**EXERCISE**
Using the listing below, select the lines with the word "linearizace" and copy them.
• • • • •
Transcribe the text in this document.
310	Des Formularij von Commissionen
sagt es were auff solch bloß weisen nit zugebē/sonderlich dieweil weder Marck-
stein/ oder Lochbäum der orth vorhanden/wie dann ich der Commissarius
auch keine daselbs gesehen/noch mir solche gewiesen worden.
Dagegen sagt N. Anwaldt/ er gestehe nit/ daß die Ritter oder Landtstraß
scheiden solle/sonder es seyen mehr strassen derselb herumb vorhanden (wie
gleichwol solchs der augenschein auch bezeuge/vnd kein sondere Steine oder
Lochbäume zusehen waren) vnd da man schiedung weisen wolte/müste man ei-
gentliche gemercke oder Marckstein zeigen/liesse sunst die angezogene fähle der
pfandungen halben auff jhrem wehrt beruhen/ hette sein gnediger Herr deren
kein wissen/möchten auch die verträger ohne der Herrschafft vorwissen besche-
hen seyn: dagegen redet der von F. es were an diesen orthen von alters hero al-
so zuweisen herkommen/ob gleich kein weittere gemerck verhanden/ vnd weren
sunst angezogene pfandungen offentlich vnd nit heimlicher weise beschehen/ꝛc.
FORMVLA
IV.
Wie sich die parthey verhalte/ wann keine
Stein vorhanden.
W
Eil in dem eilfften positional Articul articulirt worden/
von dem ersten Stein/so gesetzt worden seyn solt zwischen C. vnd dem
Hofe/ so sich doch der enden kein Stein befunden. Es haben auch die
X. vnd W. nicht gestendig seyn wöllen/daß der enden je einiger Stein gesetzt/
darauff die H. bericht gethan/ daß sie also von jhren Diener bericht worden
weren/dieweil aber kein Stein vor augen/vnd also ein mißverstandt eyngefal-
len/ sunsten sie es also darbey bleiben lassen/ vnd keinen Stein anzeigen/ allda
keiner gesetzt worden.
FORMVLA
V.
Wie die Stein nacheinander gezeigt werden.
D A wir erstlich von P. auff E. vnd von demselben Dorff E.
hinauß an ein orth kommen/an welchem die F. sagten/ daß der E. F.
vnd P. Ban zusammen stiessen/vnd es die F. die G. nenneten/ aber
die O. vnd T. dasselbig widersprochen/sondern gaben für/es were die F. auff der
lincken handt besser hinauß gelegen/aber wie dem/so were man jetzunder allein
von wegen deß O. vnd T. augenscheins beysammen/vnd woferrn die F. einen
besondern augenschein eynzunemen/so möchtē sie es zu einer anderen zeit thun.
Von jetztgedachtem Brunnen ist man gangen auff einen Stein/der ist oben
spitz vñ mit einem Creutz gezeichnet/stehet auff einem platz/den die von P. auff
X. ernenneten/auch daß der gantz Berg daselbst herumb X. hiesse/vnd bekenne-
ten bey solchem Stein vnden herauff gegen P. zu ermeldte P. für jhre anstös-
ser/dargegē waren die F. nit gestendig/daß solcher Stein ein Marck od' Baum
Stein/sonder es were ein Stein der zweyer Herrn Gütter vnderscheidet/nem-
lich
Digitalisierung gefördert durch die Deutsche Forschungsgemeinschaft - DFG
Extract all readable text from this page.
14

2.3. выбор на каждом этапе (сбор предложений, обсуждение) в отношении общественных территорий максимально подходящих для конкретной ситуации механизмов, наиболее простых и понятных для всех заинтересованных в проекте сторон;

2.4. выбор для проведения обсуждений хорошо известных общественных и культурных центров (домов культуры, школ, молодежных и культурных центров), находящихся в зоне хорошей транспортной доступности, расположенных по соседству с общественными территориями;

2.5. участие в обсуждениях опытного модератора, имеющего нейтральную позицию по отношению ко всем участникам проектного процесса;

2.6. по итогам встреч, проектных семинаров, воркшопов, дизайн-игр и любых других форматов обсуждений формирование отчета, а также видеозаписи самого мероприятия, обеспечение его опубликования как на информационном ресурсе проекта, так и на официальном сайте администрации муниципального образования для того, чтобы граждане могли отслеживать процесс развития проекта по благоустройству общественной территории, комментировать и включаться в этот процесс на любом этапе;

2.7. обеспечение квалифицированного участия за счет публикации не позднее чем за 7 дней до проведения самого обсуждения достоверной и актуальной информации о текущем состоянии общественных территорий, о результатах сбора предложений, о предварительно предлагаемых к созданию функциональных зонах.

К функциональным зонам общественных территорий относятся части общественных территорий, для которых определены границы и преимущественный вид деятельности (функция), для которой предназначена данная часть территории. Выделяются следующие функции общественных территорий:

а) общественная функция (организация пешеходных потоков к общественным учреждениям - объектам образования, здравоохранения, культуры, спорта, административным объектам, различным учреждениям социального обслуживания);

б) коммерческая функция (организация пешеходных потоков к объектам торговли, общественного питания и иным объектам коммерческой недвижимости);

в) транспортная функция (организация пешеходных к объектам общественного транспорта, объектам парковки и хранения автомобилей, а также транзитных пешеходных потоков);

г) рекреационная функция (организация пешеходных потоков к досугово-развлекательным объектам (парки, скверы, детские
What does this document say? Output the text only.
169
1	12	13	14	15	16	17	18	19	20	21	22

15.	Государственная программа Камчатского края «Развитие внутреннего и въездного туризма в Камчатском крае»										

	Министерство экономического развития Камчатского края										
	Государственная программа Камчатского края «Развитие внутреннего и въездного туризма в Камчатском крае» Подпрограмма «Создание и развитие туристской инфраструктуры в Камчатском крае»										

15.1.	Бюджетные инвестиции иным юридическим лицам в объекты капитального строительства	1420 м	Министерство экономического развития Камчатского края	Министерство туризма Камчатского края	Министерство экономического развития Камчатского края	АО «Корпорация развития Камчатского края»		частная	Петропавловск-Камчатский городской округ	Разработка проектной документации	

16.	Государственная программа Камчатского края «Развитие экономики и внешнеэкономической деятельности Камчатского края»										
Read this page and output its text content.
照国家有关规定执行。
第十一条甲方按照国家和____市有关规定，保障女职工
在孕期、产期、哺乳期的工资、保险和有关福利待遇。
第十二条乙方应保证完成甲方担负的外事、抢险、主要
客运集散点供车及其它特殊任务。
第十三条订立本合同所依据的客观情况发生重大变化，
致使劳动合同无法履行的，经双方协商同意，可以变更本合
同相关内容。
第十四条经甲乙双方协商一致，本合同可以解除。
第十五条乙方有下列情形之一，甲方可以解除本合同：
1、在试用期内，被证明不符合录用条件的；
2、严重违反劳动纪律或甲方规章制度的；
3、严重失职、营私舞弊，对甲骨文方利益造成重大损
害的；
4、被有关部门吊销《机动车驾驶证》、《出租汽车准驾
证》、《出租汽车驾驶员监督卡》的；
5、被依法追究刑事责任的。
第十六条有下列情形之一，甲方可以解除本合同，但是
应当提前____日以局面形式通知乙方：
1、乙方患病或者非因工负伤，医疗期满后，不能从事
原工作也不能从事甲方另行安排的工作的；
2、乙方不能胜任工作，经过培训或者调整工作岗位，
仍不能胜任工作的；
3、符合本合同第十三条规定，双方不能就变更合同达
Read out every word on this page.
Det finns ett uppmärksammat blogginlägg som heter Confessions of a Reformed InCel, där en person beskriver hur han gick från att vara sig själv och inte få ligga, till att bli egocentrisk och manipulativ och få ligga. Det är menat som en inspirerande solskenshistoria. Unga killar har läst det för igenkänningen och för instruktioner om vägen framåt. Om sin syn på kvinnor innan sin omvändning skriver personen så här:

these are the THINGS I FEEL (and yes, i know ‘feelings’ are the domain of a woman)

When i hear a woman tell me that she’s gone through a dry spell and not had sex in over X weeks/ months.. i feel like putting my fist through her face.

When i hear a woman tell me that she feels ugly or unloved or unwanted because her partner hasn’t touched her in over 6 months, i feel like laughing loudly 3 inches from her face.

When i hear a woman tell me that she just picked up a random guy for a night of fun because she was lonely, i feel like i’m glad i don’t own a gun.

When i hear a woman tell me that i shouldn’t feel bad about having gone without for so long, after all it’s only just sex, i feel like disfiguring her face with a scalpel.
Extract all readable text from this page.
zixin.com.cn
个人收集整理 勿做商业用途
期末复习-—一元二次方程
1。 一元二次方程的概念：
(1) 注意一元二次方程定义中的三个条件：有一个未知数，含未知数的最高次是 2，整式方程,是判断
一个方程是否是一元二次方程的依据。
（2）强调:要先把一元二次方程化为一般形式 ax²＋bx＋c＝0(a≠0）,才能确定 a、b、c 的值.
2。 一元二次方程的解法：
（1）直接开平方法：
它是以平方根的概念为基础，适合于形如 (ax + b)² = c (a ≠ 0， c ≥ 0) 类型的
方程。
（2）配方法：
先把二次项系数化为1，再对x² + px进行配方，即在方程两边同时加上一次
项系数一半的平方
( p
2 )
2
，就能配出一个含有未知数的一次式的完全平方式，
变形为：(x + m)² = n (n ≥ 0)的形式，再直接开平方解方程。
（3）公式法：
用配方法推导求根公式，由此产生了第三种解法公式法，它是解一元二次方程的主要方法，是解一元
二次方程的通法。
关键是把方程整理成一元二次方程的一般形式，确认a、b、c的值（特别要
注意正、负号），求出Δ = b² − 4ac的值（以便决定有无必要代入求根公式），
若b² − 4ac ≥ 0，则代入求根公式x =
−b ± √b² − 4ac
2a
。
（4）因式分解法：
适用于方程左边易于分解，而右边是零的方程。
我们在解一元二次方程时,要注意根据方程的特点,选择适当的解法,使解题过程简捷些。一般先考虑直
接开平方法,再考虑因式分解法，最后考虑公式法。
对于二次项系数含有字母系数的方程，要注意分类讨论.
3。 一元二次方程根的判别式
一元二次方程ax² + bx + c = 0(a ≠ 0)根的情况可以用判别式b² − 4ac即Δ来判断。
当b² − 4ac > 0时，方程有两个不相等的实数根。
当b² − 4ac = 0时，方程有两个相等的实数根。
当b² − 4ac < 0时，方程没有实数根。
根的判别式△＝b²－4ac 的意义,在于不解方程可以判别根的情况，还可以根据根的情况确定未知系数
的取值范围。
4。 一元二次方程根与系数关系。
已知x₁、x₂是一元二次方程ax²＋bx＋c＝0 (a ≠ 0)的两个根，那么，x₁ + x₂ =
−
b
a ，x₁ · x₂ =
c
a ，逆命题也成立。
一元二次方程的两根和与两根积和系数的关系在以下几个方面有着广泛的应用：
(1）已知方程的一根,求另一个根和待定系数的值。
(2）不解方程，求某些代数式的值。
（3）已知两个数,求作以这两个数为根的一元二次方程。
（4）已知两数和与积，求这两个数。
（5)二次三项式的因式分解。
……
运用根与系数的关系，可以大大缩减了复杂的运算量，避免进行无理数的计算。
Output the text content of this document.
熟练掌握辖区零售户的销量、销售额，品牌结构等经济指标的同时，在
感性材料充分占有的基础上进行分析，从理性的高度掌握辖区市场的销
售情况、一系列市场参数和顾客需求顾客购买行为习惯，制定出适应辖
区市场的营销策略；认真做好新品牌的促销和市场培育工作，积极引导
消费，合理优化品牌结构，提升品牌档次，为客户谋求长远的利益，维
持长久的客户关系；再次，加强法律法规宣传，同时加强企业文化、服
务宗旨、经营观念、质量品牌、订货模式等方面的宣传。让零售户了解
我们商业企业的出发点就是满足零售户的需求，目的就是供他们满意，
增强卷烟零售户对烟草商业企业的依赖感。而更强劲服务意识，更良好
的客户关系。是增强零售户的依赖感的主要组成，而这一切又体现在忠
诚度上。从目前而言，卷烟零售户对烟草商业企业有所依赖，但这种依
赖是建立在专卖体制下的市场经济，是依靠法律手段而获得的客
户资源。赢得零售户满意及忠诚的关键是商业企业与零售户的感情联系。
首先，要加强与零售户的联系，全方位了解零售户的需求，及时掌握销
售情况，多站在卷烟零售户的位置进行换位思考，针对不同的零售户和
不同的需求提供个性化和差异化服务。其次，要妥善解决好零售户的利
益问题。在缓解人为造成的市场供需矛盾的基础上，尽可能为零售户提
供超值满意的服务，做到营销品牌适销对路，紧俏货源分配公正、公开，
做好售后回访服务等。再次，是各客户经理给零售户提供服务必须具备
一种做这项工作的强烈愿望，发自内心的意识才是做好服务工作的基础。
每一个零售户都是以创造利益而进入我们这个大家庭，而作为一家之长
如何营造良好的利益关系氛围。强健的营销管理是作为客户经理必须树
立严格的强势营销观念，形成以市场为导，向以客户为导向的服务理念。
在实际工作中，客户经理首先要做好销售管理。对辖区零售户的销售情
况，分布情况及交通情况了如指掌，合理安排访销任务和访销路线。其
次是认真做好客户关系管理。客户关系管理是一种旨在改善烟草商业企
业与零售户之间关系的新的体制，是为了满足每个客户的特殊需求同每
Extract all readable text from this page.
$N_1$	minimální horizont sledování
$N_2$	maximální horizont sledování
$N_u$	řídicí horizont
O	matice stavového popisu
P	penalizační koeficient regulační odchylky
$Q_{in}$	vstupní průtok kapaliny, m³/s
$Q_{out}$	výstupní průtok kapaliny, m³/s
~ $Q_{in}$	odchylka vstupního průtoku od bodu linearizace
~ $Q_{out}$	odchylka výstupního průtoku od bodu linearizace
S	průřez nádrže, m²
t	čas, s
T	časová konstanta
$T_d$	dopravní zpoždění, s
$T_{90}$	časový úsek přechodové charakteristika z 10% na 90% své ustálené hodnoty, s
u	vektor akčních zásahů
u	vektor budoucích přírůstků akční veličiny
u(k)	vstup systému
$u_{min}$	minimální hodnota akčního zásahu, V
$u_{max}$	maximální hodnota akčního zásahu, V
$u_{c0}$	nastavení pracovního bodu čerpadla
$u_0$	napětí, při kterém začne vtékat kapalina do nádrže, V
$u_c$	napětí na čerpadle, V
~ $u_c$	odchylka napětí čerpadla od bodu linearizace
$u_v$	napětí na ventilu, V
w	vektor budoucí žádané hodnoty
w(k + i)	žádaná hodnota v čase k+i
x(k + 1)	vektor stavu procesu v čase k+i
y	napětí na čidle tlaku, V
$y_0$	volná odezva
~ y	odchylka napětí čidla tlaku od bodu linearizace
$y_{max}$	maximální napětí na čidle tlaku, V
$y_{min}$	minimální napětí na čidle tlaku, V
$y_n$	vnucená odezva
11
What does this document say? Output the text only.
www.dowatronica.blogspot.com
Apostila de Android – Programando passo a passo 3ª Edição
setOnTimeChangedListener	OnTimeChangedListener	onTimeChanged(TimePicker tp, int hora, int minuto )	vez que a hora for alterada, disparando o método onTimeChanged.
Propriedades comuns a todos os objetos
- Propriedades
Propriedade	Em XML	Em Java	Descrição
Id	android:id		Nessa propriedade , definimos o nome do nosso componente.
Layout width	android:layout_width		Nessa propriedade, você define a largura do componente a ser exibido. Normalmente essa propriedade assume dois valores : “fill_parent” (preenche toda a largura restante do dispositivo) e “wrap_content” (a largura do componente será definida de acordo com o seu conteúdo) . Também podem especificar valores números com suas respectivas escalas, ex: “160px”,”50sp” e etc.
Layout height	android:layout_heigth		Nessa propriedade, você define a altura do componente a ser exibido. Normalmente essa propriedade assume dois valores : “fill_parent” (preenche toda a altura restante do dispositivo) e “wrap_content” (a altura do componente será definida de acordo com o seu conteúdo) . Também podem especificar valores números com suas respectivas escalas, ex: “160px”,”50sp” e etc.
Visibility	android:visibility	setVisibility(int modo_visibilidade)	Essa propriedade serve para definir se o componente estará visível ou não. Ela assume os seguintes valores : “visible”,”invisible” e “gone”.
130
• • • • •
**RESPONSE TO THIS EXERCISE**
~ $Q_{in}$	odchylka vstupního průtoku od bodu linearizace
~ $Q_{out}$	odchylka výstupního průtoku od bodu linearizace
~ $u_c$	odchylka napětí čerpadla od bodu linearizace
~ y	odchylka napětí čidla tlaku od bodu linearizace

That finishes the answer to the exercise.